• [Written exercise 1]
In the article on the 1905 rugby match, translate this sentence into Spanish: "The team travelled to Wales by train on 15 December, arriving at Cardiff station in the evening."
• [Written exercise 2]
According to the article on the 1905 rugby match, why was the game between Wales and New Zealand billed as the "Match of the Century" or "The World Championship"? Answer in one to three sentences.

• [Supplied text]

◇ ◇ ◇ ◇

The Match of the Century () is the unofficial name of a rugby union Test match played between Wales and New Zealand at Cardiff Arms Park on 16th December 1905 in front of a crowd of 47,000. The game was billed as the "Match of the Century" or "The World Championship" as it was a first meeting of the top two international teams.

The match was part of New Zealand's "Originals" tour and was their only loss in 35 matches. The result provoked much debate, with later writers noting its impact on the sporting culture of both countries. The Welsh crowd's singing of Hen Wlad Fy Nhadau as a response to the All Blacks' Haka is often cited as the first national anthem to be sung before an international sports event.

Background

By the time the tour arrived in Wales, the All Blacks had not conceded a single point in their last 600 minutes of rugby. They had played 27 matches on the tour so far, scoring 801 points and conceding just 22. They had also won all three of the preceding international matches, two without conceding any points (12–7 against Scotland, 15–0 against Ireland and 15–0 against England).

Wales were also unbeaten that year (defeating England 25–0, Scotland 6–3 and Ireland 10–3 in winning the Home Nations Championship) and had not lost a home international since 1899. As such, many commentators in New Zealand and the UK saw the match as the best chance of stopping an All Blacks clean sweep, and billed the game as the "Match of the Century" or "The World Championship Match" long before the tour had begun.

The All Blacks played Yorkshire, at Headingley Rugby Stadium on 13 December, winning the game convincingly 40–0. The team travelled to Wales by train on 15 December, arriving at Cardiff station in the evening. Despite the late hour, the visitors received a raucous welcome, a large crowd (contemporary estimates put the crowd at 20,000) had gathered to greet the All Blacks both inside the station and along the neighbouring streets, preventing the players from getting to their hotel, and police had to force a path through the crowd for the tourists.

Welsh preparations

As early as October, the Welsh Match Committee had been observing the All Blacks tour. On 19 October, the committee travelled to Gloucester and witness the tourists defeating one of the best club sides in England 44–0. It is thought that the scale and manner of this All Blacks victory encouraged the Welsh observers to develop new tactics that could match the tourists' unorthodox style.

On 20 November, the first of two trials was held. The "Probables" attempted to play the same formation (with seven packed forwards rather than eight) that the New Zealanders had been using throughout the tour. However, the team were beaten 18–9 by a "Possibles" team using the traditional Welsh formation. Despite this setback, the selectors persisted with the new formation and won a second trial match 33–11.

On 7 December, Dicky Owen took change of another training session where he devised and practiced the move that would result in the match's only try. The final training session was held on 12 December, dedicated to drop kicking and more pertinently, perfecting their new scrum technique.

◇ ◇ ◇ ◇

• [Recorded data]
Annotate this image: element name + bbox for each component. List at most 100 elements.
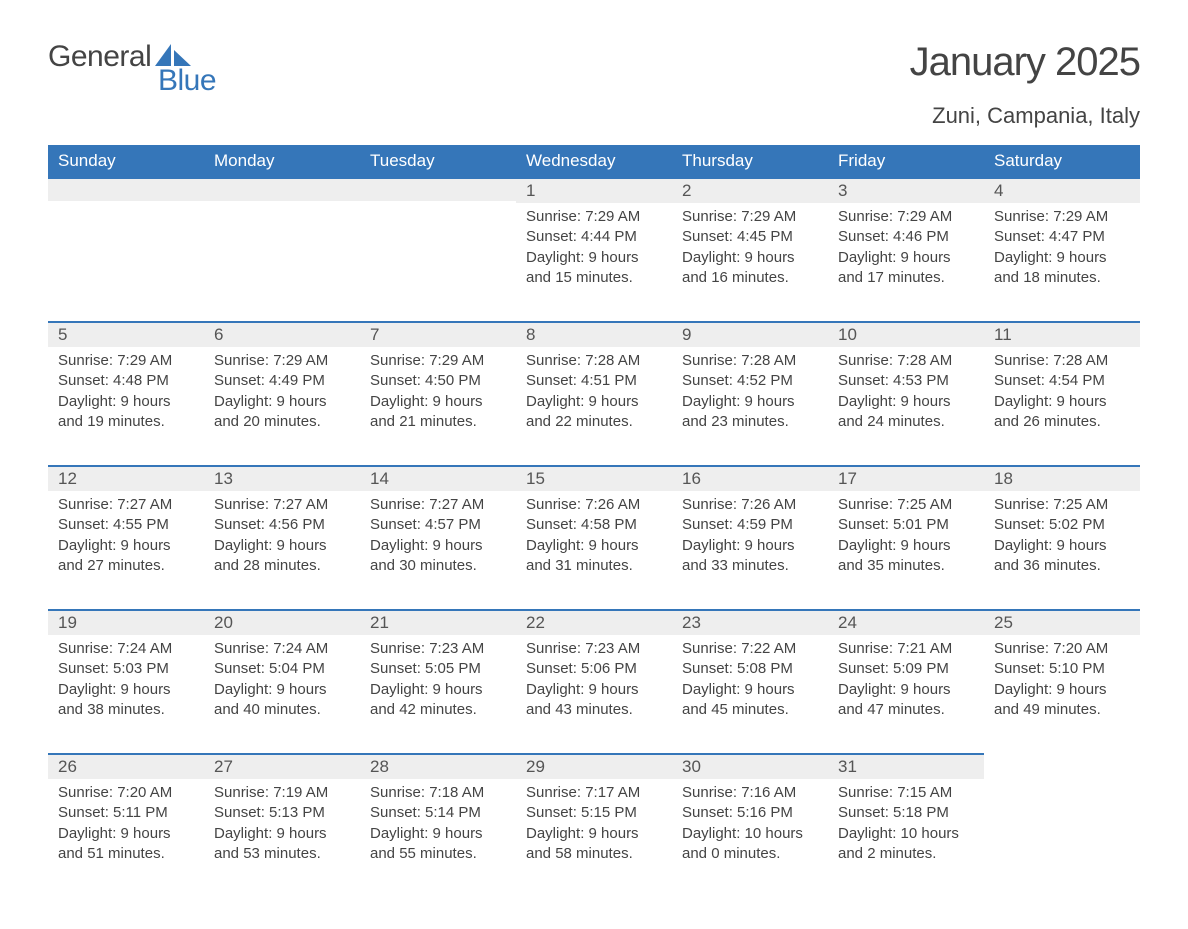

◇ ◇ ◇ ◇

• [Full output 1]
El equipo viajó a Gales en tren el 15 de diciembre y llegó a la estación de Cardiff por la noche.

• [Full output 2]
It was the first meeting of the top two international teams. Both sides were unbeaten that year, and Wales had not lost a home international since 1899. Commentators therefore saw the match as the best chance of stopping an All Blacks clean sweep.